*Aim:*
Repeat every line below exactly as it reads.

□ □ □ □ □ □ □

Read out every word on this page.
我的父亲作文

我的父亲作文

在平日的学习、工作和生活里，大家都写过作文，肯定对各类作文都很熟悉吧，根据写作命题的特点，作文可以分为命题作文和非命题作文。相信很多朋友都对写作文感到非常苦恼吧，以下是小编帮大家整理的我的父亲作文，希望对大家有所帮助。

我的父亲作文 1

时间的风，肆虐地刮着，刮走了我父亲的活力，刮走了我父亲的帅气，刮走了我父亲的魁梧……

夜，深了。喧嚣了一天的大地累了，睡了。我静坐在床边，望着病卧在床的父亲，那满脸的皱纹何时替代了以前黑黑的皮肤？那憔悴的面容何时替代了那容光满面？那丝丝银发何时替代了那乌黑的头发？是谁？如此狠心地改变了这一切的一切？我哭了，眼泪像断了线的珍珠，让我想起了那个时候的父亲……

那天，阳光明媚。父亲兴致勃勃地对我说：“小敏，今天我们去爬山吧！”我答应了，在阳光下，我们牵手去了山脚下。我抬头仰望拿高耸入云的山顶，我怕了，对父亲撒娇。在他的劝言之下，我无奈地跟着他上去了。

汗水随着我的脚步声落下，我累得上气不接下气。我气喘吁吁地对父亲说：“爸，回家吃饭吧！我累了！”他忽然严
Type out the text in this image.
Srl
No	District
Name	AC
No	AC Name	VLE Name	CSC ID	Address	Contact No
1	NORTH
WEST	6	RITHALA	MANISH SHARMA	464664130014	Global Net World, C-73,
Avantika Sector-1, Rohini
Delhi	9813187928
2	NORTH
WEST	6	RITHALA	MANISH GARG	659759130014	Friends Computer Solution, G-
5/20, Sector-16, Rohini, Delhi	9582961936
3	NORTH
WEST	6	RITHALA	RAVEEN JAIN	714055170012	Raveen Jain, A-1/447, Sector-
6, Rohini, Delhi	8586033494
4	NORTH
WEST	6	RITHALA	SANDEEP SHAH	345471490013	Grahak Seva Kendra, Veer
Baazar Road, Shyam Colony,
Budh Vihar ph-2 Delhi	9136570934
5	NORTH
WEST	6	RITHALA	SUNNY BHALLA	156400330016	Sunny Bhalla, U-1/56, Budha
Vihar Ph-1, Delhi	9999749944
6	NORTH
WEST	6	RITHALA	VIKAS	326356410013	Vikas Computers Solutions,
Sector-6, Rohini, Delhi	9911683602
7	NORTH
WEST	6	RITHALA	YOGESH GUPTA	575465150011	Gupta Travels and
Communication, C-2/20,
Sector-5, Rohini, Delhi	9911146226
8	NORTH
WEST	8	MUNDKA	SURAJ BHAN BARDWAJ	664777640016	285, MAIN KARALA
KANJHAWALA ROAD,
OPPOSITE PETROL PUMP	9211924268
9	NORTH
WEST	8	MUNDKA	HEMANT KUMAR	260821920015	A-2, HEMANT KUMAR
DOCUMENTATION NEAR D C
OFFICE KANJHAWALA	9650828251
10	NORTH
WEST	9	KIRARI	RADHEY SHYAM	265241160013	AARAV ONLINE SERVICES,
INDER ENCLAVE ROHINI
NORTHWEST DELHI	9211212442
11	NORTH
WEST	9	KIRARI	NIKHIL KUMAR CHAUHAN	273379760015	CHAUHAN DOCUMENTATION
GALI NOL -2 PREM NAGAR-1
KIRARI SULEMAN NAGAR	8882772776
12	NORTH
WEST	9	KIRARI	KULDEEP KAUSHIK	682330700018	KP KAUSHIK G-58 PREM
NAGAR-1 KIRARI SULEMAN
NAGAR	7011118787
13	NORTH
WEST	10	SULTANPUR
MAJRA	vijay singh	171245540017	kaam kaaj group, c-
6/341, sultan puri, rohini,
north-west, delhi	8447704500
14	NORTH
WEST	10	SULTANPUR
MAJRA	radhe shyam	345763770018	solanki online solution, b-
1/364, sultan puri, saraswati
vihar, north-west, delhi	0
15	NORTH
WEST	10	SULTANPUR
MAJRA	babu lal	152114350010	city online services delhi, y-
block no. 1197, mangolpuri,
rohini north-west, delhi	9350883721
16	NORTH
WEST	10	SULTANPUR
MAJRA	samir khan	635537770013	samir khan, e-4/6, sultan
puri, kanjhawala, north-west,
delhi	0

□ □ □ □ □ □ □

*Result of this exercise:*
Read out every word on this page.
我的父亲作文

我的父亲作文

在平日的学习、工作和生活里，大家都写过作文，肯定对各类作文都很熟悉吧，根据写作命题的特点，作文可以分为命题作文和非命题作文。相信很多朋友都对写作文感到非常苦恼吧，以下是小编帮大家整理的我的父亲作文，希望对大家有所帮助。

我的父亲作文 1

时间的风，肆虐地刮着，刮走了我父亲的活力，刮走了我父亲的帅气，刮走了我父亲的魁梧……

夜，深了。喧嚣了一天的大地累了，睡了。我静坐在床边，望着病卧在床的父亲，那满脸的皱纹何时替代了以前黑黑的皮肤？那憔悴的面容何时替代了那容光满面？那丝丝银发何时替代了那乌黑的头发？是谁？如此狠心地改变了这一切的一切？我哭了，眼泪像断了线的珍珠，让我想起了那个时候的父亲……

那天，阳光明媚。父亲兴致勃勃地对我说：“小敏，今天我们去爬山吧！”我答应了，在阳光下，我们牵手去了山脚下。我抬头仰望拿高耸入云的山顶，我怕了，对父亲撒娇。在他的劝言之下，我无奈地跟着他上去了。

汗水随着我的脚步声落下，我累得上气不接下气。我气喘吁吁地对父亲说：“爸，回家吃饭吧！我累了！”他忽然严
Type out the text in this image.
Srl
No	District
Name	AC
No	AC Name	VLE Name	CSC ID	Address	Contact No
1	NORTH
WEST	6	RITHALA	MANISH SHARMA	464664130014	Global Net World, C-73,
Avantika Sector-1, Rohini
Delhi	9813187928
2	NORTH
WEST	6	RITHALA	MANISH GARG	659759130014	Friends Computer Solution, G-
5/20, Sector-16, Rohini, Delhi	9582961936
3	NORTH
WEST	6	RITHALA	RAVEEN JAIN	714055170012	Raveen Jain, A-1/447, Sector-
6, Rohini, Delhi	8586033494
4	NORTH
WEST	6	RITHALA	SANDEEP SHAH	345471490013	Grahak Seva Kendra, Veer
Baazar Road, Shyam Colony,
Budh Vihar ph-2 Delhi	9136570934
5	NORTH
WEST	6	RITHALA	SUNNY BHALLA	156400330016	Sunny Bhalla, U-1/56, Budha
Vihar Ph-1, Delhi	9999749944
6	NORTH
WEST	6	RITHALA	VIKAS	326356410013	Vikas Computers Solutions,
Sector-6, Rohini, Delhi	9911683602
7	NORTH
WEST	6	RITHALA	YOGESH GUPTA	575465150011	Gupta Travels and
Communication, C-2/20,
Sector-5, Rohini, Delhi	9911146226
8	NORTH
WEST	8	MUNDKA	SURAJ BHAN BARDWAJ	664777640016	285, MAIN KARALA
KANJHAWALA ROAD,
OPPOSITE PETROL PUMP	9211924268
9	NORTH
WEST	8	MUNDKA	HEMANT KUMAR	260821920015	A-2, HEMANT KUMAR
DOCUMENTATION NEAR D C
OFFICE KANJHAWALA	9650828251
10	NORTH
WEST	9	KIRARI	RADHEY SHYAM	265241160013	AARAV ONLINE SERVICES,
INDER ENCLAVE ROHINI
NORTHWEST DELHI	9211212442
11	NORTH
WEST	9	KIRARI	NIKHIL KUMAR CHAUHAN	273379760015	CHAUHAN DOCUMENTATION
GALI NOL -2 PREM NAGAR-1
KIRARI SULEMAN NAGAR	8882772776
12	NORTH
WEST	9	KIRARI	KULDEEP KAUSHIK	682330700018	KP KAUSHIK G-58 PREM
NAGAR-1 KIRARI SULEMAN
NAGAR	7011118787
13	NORTH
WEST	10	SULTANPUR
MAJRA	vijay singh	171245540017	kaam kaaj group, c-
6/341, sultan puri, rohini,
north-west, delhi	8447704500
14	NORTH
WEST	10	SULTANPUR
MAJRA	radhe shyam	345763770018	solanki online solution, b-
1/364, sultan puri, saraswati
vihar, north-west, delhi	0
15	NORTH
WEST	10	SULTANPUR
MAJRA	babu lal	152114350010	city online services delhi, y-
block no. 1197, mangolpuri,
rohini north-west, delhi	9350883721
16	NORTH
WEST	10	SULTANPUR
MAJRA	samir khan	635537770013	samir khan, e-4/6, sultan
puri, kanjhawala, north-west,
delhi	0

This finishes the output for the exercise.